Supplied entries
--------

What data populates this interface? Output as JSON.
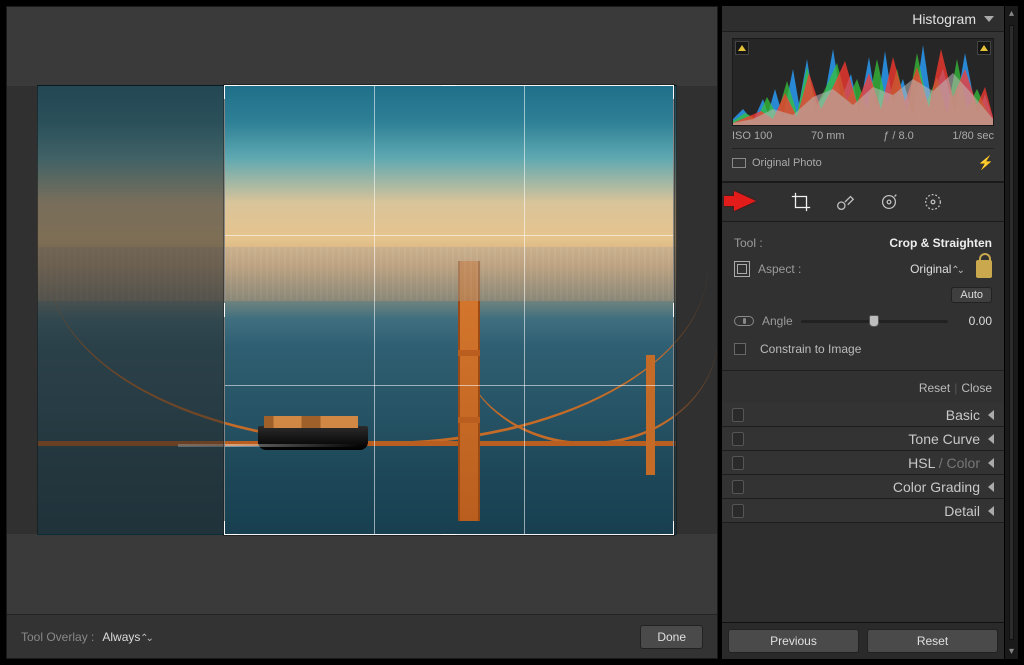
{
  "histogram": {
    "title": "Histogram",
    "iso": "ISO 100",
    "focal": "70 mm",
    "aperture": "ƒ / 8.0",
    "shutter": "1/80 sec",
    "original_label": "Original Photo"
  },
  "toolstrip": {
    "tools": [
      "crop",
      "spot",
      "redeye",
      "radial"
    ]
  },
  "tool_panel": {
    "tool_label": "Tool :",
    "tool_name": "Crop & Straighten",
    "aspect_label": "Aspect :",
    "aspect_value": "Original",
    "auto_label": "Auto",
    "angle_label": "Angle",
    "angle_value": "0.00",
    "angle_position_pct": 50,
    "constrain_label": "Constrain to Image",
    "reset": "Reset",
    "close": "Close"
  },
  "sections": {
    "basic": "Basic",
    "tone_curve": "Tone Curve",
    "hsl": "HSL",
    "color": "Color",
    "color_grading": "Color Grading",
    "detail": "Detail"
  },
  "bottom": {
    "previous": "Previous",
    "reset": "Reset"
  },
  "canvas_footer": {
    "tool_overlay_label": "Tool Overlay :",
    "tool_overlay_value": "Always",
    "done": "Done"
  }
}
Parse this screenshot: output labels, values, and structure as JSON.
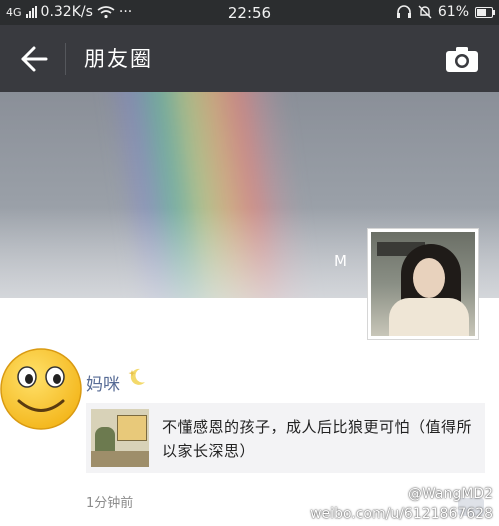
{
  "status_bar": {
    "network_label": "4G",
    "speed": "0.32K/s",
    "more": "···",
    "time": "22:56",
    "battery": "61%",
    "battery_level": 0.61,
    "icons": [
      "signal-icon",
      "wifi-icon",
      "headphones-icon",
      "mute-bell-icon",
      "battery-icon"
    ]
  },
  "header": {
    "back_icon": "arrow-left-icon",
    "title": "朋友圈",
    "camera_icon": "camera-icon"
  },
  "cover": {
    "mark": "M"
  },
  "post": {
    "author": "妈咪",
    "shared_link": {
      "text": "不懂感恩的孩子，成人后比狼更可怕（值得所以家长深思）"
    },
    "time": "1分钟前"
  },
  "watermark": {
    "line1": "@WangMD2",
    "line2": "weibo.com/u/6121867628"
  },
  "colors": {
    "status_bg": "#2b2d2f",
    "header_bg": "#393a3f",
    "name_link": "#576b95",
    "card_bg": "#f3f3f5",
    "time_text": "#8c8c8c"
  }
}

--------

Set problem
All of the entries above should be copied exactly, except for the pictures.

Result
What data populates this interface? Output as JSON.
{
  "histogram": {
    "title": "Histogram",
    "iso": "ISO 100",
    "focal": "70 mm",
    "aperture": "ƒ / 8.0",
    "shutter": "1/80 sec",
    "original_label": "Original Photo"
  },
  "toolstrip": {
    "tools": [
      "crop",
      "spot",
      "redeye",
      "radial"
    ]
  },
  "tool_panel": {
    "tool_label": "Tool :",
    "tool_name": "Crop & Straighten",
    "aspect_label": "Aspect :",
    "aspect_value": "Original",
    "auto_label": "Auto",
    "angle_label": "Angle",
    "angle_value": "0.00",
    "angle_position_pct": 50,
    "constrain_label": "Constrain to Image",
    "reset": "Reset",
    "close": "Close"
  },
  "sections": {
    "basic": "Basic",
    "tone_curve": "Tone Curve",
    "hsl": "HSL",
    "color": "Color",
    "color_grading": "Color Grading",
    "detail": "Detail"
  },
  "bottom": {
    "previous": "Previous",
    "reset": "Reset"
  },
  "canvas_footer": {
    "tool_overlay_label": "Tool Overlay :",
    "tool_overlay_value": "Always",
    "done": "Done"
  }
}
Parse this screenshot: output labels, values, and structure as JSON.
{
  "status_bar": {
    "network_label": "4G",
    "speed": "0.32K/s",
    "more": "···",
    "time": "22:56",
    "battery": "61%",
    "battery_level": 0.61,
    "icons": [
      "signal-icon",
      "wifi-icon",
      "headphones-icon",
      "mute-bell-icon",
      "battery-icon"
    ]
  },
  "header": {
    "back_icon": "arrow-left-icon",
    "title": "朋友圈",
    "camera_icon": "camera-icon"
  },
  "cover": {
    "mark": "M"
  },
  "post": {
    "author": "妈咪",
    "shared_link": {
      "text": "不懂感恩的孩子，成人后比狼更可怕（值得所以家长深思）"
    },
    "time": "1分钟前"
  },
  "watermark": {
    "line1": "@WangMD2",
    "line2": "weibo.com/u/6121867628"
  },
  "colors": {
    "status_bg": "#2b2d2f",
    "header_bg": "#393a3f",
    "name_link": "#576b95",
    "card_bg": "#f3f3f5",
    "time_text": "#8c8c8c"
  }
}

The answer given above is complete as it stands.